■ **Given task**: Can you print the data exactly and leave out each image?

Dataset excerpt:
........

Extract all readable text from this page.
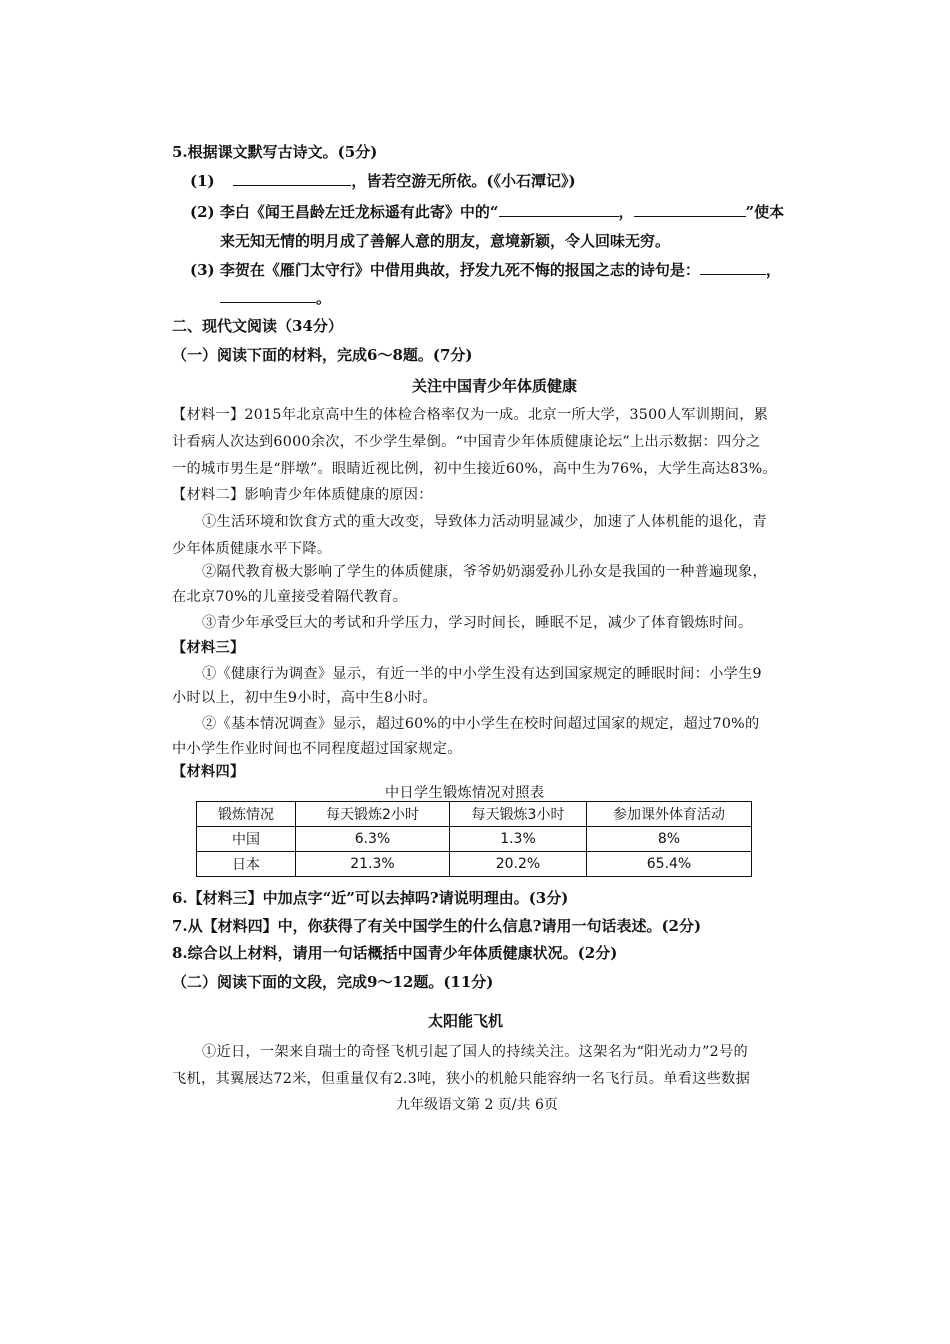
5.根据课文默写古诗文。(5分)
(1)	，皆若空游无所依。(《小石潭记》)
(2) 李白《闻王昌龄左迁龙标遥有此寄》中的“	，	”使本
来无知无情的明月成了善解人意的朋友，意境新颖，令人回味无穷。
(3) 李贺在《雁门太守行》中借用典故，抒发九死不悔的报国之志的诗句是：	，
。
二、现代文阅读（34分）
（一）阅读下面的材料，完成6～8题。(7分)
关注中国青少年体质健康
【材料一】2015年北京高中生的体检合格率仅为一成。北京一所大学，3500人军训期间，累
计看病人次达到6000余次，不少学生晕倒。“中国青少年体质健康论坛”上出示数据：四分之
一的城市男生是“胖墩”。眼睛近视比例，初中生接近60%，高中生为76%，大学生高达83%。
【材料二】影响青少年体质健康的原因：
①生活环境和饮食方式的重大改变，导致体力活动明显减少，加速了人体机能的退化，青
少年体质健康水平下降。
②隔代教育极大影响了学生的体质健康，爷爷奶奶溺爱孙儿孙女是我国的一种普遍现象，
在北京70%的儿童接受着隔代教育。
③青少年承受巨大的考试和升学压力，学习时间长，睡眠不足，减少了体育锻炼时间。
【材料三】
①《健康行为调查》显示，有近一半的中小学生没有达到国家规定的睡眠时间：小学生9
小时以上，初中生9小时，高中生8小时。
②《基本情况调查》显示，超过60%的中小学生在校时间超过国家的规定，超过70%的
中小学生作业时间也不同程度超过国家规定。
【材料四】
中日学生锻炼情况对照表
锻炼情况	每天锻炼2小时	每天锻炼3小时	参加课外体育活动
中国	6.3%	1.3%	8%
日本	21.3%	20.2%	65.4%
6.【材料三】中加点字“近”可以去掉吗?请说明理由。(3分)
7.从【材料四】中，你获得了有关中国学生的什么信息?请用一句话表述。(2分)
8.综合以上材料，请用一句话概括中国青少年体质健康状况。(2分)
（二）阅读下面的文段，完成9～12题。(11分)
太阳能飞机
①近日，一架来自瑞士的奇怪飞机引起了国人的持续关注。这架名为“阳光动力”2号的
飞机，其翼展达72米，但重量仅有2.3吨，狭小的机舱只能容纳一名飞行员。单看这些数据
九年级语文第 2 页/共 6页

........

■ **Finished task**:
Extract all readable text from this page.
5.根据课文默写古诗文。(5分)
(1)	，皆若空游无所依。(《小石潭记》)
(2) 李白《闻王昌龄左迁龙标遥有此寄》中的“	，	”使本
来无知无情的明月成了善解人意的朋友，意境新颖，令人回味无穷。
(3) 李贺在《雁门太守行》中借用典故，抒发九死不悔的报国之志的诗句是：	，
。
二、现代文阅读（34分）
（一）阅读下面的材料，完成6～8题。(7分)
关注中国青少年体质健康
【材料一】2015年北京高中生的体检合格率仅为一成。北京一所大学，3500人军训期间，累
计看病人次达到6000余次，不少学生晕倒。“中国青少年体质健康论坛”上出示数据：四分之
一的城市男生是“胖墩”。眼睛近视比例，初中生接近60%，高中生为76%，大学生高达83%。
【材料二】影响青少年体质健康的原因：
①生活环境和饮食方式的重大改变，导致体力活动明显减少，加速了人体机能的退化，青
少年体质健康水平下降。
②隔代教育极大影响了学生的体质健康，爷爷奶奶溺爱孙儿孙女是我国的一种普遍现象，
在北京70%的儿童接受着隔代教育。
③青少年承受巨大的考试和升学压力，学习时间长，睡眠不足，减少了体育锻炼时间。
【材料三】
①《健康行为调查》显示，有近一半的中小学生没有达到国家规定的睡眠时间：小学生9
小时以上，初中生9小时，高中生8小时。
②《基本情况调查》显示，超过60%的中小学生在校时间超过国家的规定，超过70%的
中小学生作业时间也不同程度超过国家规定。
【材料四】
中日学生锻炼情况对照表
锻炼情况	每天锻炼2小时	每天锻炼3小时	参加课外体育活动
中国	6.3%	1.3%	8%
日本	21.3%	20.2%	65.4%
6.【材料三】中加点字“近”可以去掉吗?请说明理由。(3分)
7.从【材料四】中，你获得了有关中国学生的什么信息?请用一句话表述。(2分)
8.综合以上材料，请用一句话概括中国青少年体质健康状况。(2分)
（二）阅读下面的文段，完成9～12题。(11分)
太阳能飞机
①近日，一架来自瑞士的奇怪飞机引起了国人的持续关注。这架名为“阳光动力”2号的
飞机，其翼展达72米，但重量仅有2.3吨，狭小的机舱只能容纳一名飞行员。单看这些数据
九年级语文第 2 页/共 6页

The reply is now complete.